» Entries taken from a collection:

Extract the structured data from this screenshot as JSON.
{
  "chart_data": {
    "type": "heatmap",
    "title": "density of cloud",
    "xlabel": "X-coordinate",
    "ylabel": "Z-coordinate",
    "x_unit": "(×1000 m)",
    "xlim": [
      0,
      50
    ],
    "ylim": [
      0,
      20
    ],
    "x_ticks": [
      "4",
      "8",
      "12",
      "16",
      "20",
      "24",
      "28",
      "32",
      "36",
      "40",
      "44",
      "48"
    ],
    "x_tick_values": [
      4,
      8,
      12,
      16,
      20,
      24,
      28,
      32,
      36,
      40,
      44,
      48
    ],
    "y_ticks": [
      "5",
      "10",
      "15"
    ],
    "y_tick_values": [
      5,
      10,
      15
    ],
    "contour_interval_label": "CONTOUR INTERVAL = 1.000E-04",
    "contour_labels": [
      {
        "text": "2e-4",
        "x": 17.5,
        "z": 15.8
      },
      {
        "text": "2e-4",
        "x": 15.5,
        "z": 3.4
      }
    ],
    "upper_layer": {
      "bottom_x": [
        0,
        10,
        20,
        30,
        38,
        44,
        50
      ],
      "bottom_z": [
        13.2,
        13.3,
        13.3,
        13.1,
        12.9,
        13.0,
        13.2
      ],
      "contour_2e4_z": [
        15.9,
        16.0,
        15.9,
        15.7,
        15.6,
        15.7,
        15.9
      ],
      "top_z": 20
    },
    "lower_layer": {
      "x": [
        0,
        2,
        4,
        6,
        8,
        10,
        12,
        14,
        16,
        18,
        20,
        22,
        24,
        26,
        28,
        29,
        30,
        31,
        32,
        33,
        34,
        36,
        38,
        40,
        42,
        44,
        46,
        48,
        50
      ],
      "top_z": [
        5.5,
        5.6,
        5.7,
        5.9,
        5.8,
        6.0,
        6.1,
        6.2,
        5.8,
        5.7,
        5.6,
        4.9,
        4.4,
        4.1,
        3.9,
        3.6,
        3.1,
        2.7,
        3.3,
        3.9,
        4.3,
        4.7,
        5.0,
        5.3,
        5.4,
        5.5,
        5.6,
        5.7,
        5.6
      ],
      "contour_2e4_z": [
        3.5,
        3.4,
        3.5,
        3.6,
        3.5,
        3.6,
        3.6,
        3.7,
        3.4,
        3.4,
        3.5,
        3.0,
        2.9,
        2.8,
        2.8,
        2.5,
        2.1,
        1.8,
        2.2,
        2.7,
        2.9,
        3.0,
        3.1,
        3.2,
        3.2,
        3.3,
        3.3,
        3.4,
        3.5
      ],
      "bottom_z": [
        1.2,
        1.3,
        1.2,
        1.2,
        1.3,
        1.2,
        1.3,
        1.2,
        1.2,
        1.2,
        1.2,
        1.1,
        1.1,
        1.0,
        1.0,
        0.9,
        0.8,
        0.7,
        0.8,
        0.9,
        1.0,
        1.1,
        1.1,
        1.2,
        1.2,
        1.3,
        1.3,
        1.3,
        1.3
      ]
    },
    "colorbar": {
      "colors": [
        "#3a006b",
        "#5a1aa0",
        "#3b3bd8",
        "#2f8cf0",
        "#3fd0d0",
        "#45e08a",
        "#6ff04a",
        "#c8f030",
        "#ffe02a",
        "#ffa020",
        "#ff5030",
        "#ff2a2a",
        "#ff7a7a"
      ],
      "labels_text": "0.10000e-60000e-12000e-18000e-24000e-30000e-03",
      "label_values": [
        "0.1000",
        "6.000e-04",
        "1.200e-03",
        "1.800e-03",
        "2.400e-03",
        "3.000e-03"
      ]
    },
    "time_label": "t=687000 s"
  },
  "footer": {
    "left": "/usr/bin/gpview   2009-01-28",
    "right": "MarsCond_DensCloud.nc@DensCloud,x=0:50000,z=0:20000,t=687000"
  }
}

» AIM OF THE TASK: Copy out the full listing exactly.

» ANSWER BELOW:
Extract the structured data from this screenshot as JSON.
{
  "chart_data": {
    "type": "heatmap",
    "title": "density of cloud",
    "xlabel": "X-coordinate",
    "ylabel": "Z-coordinate",
    "x_unit": "(×1000 m)",
    "xlim": [
      0,
      50
    ],
    "ylim": [
      0,
      20
    ],
    "x_ticks": [
      "4",
      "8",
      "12",
      "16",
      "20",
      "24",
      "28",
      "32",
      "36",
      "40",
      "44",
      "48"
    ],
    "x_tick_values": [
      4,
      8,
      12,
      16,
      20,
      24,
      28,
      32,
      36,
      40,
      44,
      48
    ],
    "y_ticks": [
      "5",
      "10",
      "15"
    ],
    "y_tick_values": [
      5,
      10,
      15
    ],
    "contour_interval_label": "CONTOUR INTERVAL = 1.000E-04",
    "contour_labels": [
      {
        "text": "2e-4",
        "x": 17.5,
        "z": 15.8
      },
      {
        "text": "2e-4",
        "x": 15.5,
        "z": 3.4
      }
    ],
    "upper_layer": {
      "bottom_x": [
        0,
        10,
        20,
        30,
        38,
        44,
        50
      ],
      "bottom_z": [
        13.2,
        13.3,
        13.3,
        13.1,
        12.9,
        13.0,
        13.2
      ],
      "contour_2e4_z": [
        15.9,
        16.0,
        15.9,
        15.7,
        15.6,
        15.7,
        15.9
      ],
      "top_z": 20
    },
    "lower_layer": {
      "x": [
        0,
        2,
        4,
        6,
        8,
        10,
        12,
        14,
        16,
        18,
        20,
        22,
        24,
        26,
        28,
        29,
        30,
        31,
        32,
        33,
        34,
        36,
        38,
        40,
        42,
        44,
        46,
        48,
        50
      ],
      "top_z": [
        5.5,
        5.6,
        5.7,
        5.9,
        5.8,
        6.0,
        6.1,
        6.2,
        5.8,
        5.7,
        5.6,
        4.9,
        4.4,
        4.1,
        3.9,
        3.6,
        3.1,
        2.7,
        3.3,
        3.9,
        4.3,
        4.7,
        5.0,
        5.3,
        5.4,
        5.5,
        5.6,
        5.7,
        5.6
      ],
      "contour_2e4_z": [
        3.5,
        3.4,
        3.5,
        3.6,
        3.5,
        3.6,
        3.6,
        3.7,
        3.4,
        3.4,
        3.5,
        3.0,
        2.9,
        2.8,
        2.8,
        2.5,
        2.1,
        1.8,
        2.2,
        2.7,
        2.9,
        3.0,
        3.1,
        3.2,
        3.2,
        3.3,
        3.3,
        3.4,
        3.5
      ],
      "bottom_z": [
        1.2,
        1.3,
        1.2,
        1.2,
        1.3,
        1.2,
        1.3,
        1.2,
        1.2,
        1.2,
        1.2,
        1.1,
        1.1,
        1.0,
        1.0,
        0.9,
        0.8,
        0.7,
        0.8,
        0.9,
        1.0,
        1.1,
        1.1,
        1.2,
        1.2,
        1.3,
        1.3,
        1.3,
        1.3
      ]
    },
    "colorbar": {
      "colors": [
        "#3a006b",
        "#5a1aa0",
        "#3b3bd8",
        "#2f8cf0",
        "#3fd0d0",
        "#45e08a",
        "#6ff04a",
        "#c8f030",
        "#ffe02a",
        "#ffa020",
        "#ff5030",
        "#ff2a2a",
        "#ff7a7a"
      ],
      "labels_text": "0.10000e-60000e-12000e-18000e-24000e-30000e-03",
      "label_values": [
        "0.1000",
        "6.000e-04",
        "1.200e-03",
        "1.800e-03",
        "2.400e-03",
        "3.000e-03"
      ]
    },
    "time_label": "t=687000 s"
  },
  "footer": {
    "left": "/usr/bin/gpview   2009-01-28",
    "right": "MarsCond_DensCloud.nc@DensCloud,x=0:50000,z=0:20000,t=687000"
  }
}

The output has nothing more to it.